Dataset records:
— begin —
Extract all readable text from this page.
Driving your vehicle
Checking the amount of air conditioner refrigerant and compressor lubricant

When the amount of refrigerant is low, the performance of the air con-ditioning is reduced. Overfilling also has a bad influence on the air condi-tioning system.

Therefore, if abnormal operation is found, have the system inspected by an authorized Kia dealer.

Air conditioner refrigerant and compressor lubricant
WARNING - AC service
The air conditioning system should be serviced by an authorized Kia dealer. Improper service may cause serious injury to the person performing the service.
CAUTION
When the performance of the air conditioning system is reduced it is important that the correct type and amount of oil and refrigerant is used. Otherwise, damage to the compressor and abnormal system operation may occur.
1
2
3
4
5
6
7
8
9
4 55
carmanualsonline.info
— end —
Written instruction: Search the data for the string "conditioning" and copy each line where it appears.

Problem solution:
The air conditioning system should be serviced by an authorized Kia dealer. Improper service may cause serious injury to the person performing the service.
When the performance of the air conditioning system is reduced it is important that the correct type and amount of oil and refrigerant is used. Otherwise, damage to the compressor and abnormal system operation may occur.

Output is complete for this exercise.